*** Opening of Supplied passage ***
# Dog moaning only when lying down and changing positions



## spacenuts (May 30, 2013)

Just last week, my male GSD started to do a low moan when lying down when I bring him into the living room to watch tv with me. He is not asleep when he moans. It's a really low groan/moan. Most times, he is not looking at me. He also does this when he changes positions. Along with this, he will whimper through his nose (almost sounds like a whistle). He is in training and this is while I have him in a 30min. downstay and he is not allowed to get up until I give him a command.

Either he is in pain, or annoyed with me that I currently have control over him. He is a very dominating dog and bullies me, so maybe he's ticked about the situation? I never hear him moan/groan otherwise.

He is very high energy and runs around the backyard like a nut and doesn't seem in pain then.

He turns 1 year old on Saturday. Any advice would be appreciated.


----------



## Courtney (Feb 12, 2010)

Welcome,

Hmmm, a lot going on here.

I think training a down stay is important. But where did you come up with 30 minutes...that sounds excessive to me but I'm not sure what you are training for?

Regarding the moaning. It could be because he's hurting somewhere or he just does it. My boy moans when he gets really comfortable...almost like "this is the best spot". I know he's not in pain.
*** Close of Supplied passage ***
*** Opening of Dataset ***
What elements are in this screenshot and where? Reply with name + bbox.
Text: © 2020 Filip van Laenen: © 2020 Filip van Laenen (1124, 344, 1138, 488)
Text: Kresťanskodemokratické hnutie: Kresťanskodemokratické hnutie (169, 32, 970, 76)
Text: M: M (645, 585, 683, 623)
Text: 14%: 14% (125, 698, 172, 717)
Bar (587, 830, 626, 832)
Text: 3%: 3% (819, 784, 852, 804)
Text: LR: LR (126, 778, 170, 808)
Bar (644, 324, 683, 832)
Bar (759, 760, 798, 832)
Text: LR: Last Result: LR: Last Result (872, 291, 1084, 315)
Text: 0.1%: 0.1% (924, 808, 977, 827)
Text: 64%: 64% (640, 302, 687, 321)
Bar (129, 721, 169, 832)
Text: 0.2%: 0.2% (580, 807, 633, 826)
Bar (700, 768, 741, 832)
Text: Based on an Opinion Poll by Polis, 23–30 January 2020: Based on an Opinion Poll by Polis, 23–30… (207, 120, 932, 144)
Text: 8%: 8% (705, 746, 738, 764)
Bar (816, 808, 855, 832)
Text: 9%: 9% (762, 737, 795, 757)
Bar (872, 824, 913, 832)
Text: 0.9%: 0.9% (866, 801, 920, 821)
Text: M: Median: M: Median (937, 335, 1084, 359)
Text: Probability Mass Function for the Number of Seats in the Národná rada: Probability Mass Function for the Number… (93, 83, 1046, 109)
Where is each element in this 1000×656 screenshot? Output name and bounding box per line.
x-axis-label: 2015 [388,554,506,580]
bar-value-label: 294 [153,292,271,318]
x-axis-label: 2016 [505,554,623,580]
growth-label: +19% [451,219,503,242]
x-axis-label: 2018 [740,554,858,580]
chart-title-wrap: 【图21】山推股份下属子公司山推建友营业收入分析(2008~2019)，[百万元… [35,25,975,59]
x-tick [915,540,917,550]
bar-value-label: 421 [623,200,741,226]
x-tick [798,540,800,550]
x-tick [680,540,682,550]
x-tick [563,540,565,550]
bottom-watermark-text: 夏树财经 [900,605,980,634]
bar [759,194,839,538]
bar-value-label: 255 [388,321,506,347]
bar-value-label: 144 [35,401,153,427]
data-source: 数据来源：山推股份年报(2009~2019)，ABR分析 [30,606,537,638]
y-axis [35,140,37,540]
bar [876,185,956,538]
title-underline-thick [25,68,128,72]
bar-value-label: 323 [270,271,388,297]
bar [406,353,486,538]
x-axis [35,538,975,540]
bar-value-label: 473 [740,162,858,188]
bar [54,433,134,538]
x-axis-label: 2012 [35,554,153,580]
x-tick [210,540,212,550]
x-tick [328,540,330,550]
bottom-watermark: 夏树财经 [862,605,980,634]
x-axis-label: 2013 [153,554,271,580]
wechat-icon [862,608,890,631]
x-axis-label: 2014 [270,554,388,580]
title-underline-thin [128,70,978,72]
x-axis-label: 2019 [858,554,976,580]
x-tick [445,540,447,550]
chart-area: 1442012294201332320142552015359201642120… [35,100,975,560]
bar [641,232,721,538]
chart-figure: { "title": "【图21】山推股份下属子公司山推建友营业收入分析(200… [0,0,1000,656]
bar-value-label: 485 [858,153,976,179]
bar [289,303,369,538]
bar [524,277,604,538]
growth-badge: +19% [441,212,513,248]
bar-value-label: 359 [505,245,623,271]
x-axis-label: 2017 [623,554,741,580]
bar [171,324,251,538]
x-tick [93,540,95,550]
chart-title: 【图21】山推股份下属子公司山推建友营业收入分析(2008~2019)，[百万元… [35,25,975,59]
*** Close of Dataset ***
= What this task involves =
Continue the forum thread about the young German Shepherd that moans during a long down-stay, picking up after the last sentence of its text.

= Response =
I'm of the opinion dogs don't do things to spite us. 

At 1 he has a TON of energy...how much exercise is he getting?


----------



## Courtney (Feb 12, 2010)

I forgot to mention that Panosteitis (Pano) is sometimes seen in younger fast growing dogs like our German Shepherds.


----------



## spacenuts (May 30, 2013)

My dog trainer has put me on her leadership program that she specifically wrote for German Shepherds. Putting the dog in a 30 minute downstay every day is a must on this program. This dog currently owns me....I don't own him. He thinks I'm his littermate, not his leader. I have bruises literally up and down both of my lower arms and a few bruises on my legs from his excessive biting of me. So when I make him do something where I have control of him, he must be annoyed with me.

However, I just don't feel this moan/groan is because of annoyance. My trainer said GSD's are very vocal and talk alot. I just wish I knew what he was trying to tell me?

He turns 1 year on Saturday and was 94lbs. about 3 weeks ago. He was 88lbs. at 8 months so maybe because he's oversized he just has growing pains? But why only lying down and changing positions?

Thank you for your feedback.


----------



## Courtney (Feb 12, 2010)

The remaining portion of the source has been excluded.